WHAT YOU ARE ASKED TO DO | Images do not belong in the copy. Retype all the entries below exactly.

INPUT DATA |
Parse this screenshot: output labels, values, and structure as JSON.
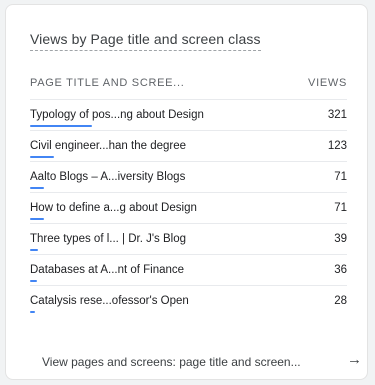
{
  "card": {
    "title": "Views by Page title and screen class"
  },
  "table": {
    "column_title": "PAGE TITLE AND SCREE...",
    "column_views": "VIEWS",
    "rows": [
      {
        "label": "Typology of pos...ng about Design",
        "value": "321",
        "bar_fraction": 1.0
      },
      {
        "label": "Civil engineer...han the degree",
        "value": "123",
        "bar_fraction": 0.383
      },
      {
        "label": "Aalto Blogs – A...iversity Blogs",
        "value": "71",
        "bar_fraction": 0.221
      },
      {
        "label": "How to define a...g about Design",
        "value": "71",
        "bar_fraction": 0.221
      },
      {
        "label": "Three types of l... | Dr. J's Blog",
        "value": "39",
        "bar_fraction": 0.121
      },
      {
        "label": "Databases at A...nt of Finance",
        "value": "36",
        "bar_fraction": 0.112
      },
      {
        "label": "Catalysis rese...ofessor's Open",
        "value": "28",
        "bar_fraction": 0.087
      }
    ]
  },
  "footer": {
    "link_text": "View pages and screens: page title and screen...",
    "arrow_icon": "arrow-right-icon"
  },
  "colors": {
    "bar": "#4285f4"
  }
}
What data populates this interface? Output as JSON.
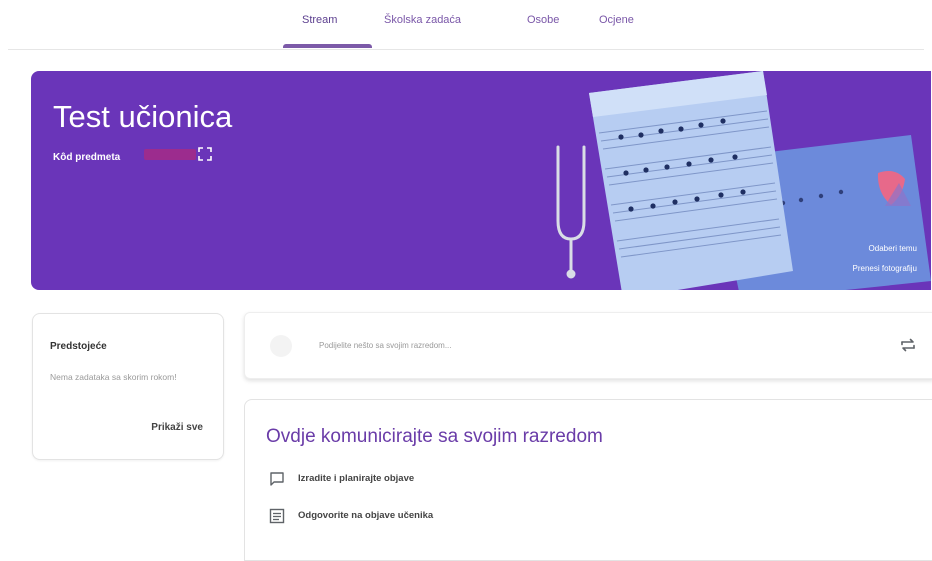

SOLUTION TO THIS EXERCISE |
Parse this screenshot: output labels, values, and structure as JSON.
{
  "card": {
    "title": "Views by Page title and screen class"
  },
  "table": {
    "column_title": "PAGE TITLE AND SCREE...",
    "column_views": "VIEWS",
    "rows": [
      {
        "label": "Typology of pos...ng about Design",
        "value": "321",
        "bar_fraction": 1.0
      },
      {
        "label": "Civil engineer...han the degree",
        "value": "123",
        "bar_fraction": 0.383
      },
      {
        "label": "Aalto Blogs – A...iversity Blogs",
        "value": "71",
        "bar_fraction": 0.221
      },
      {
        "label": "How to define a...g about Design",
        "value": "71",
        "bar_fraction": 0.221
      },
      {
        "label": "Three types of l... | Dr. J's Blog",
        "value": "39",
        "bar_fraction": 0.121
      },
      {
        "label": "Databases at A...nt of Finance",
        "value": "36",
        "bar_fraction": 0.112
      },
      {
        "label": "Catalysis rese...ofessor's Open",
        "value": "28",
        "bar_fraction": 0.087
      }
    ]
  },
  "footer": {
    "link_text": "View pages and screens: page title and screen...",
    "arrow_icon": "arrow-right-icon"
  },
  "colors": {
    "bar": "#4285f4"
  }
}
What data populates this interface? Output as JSON.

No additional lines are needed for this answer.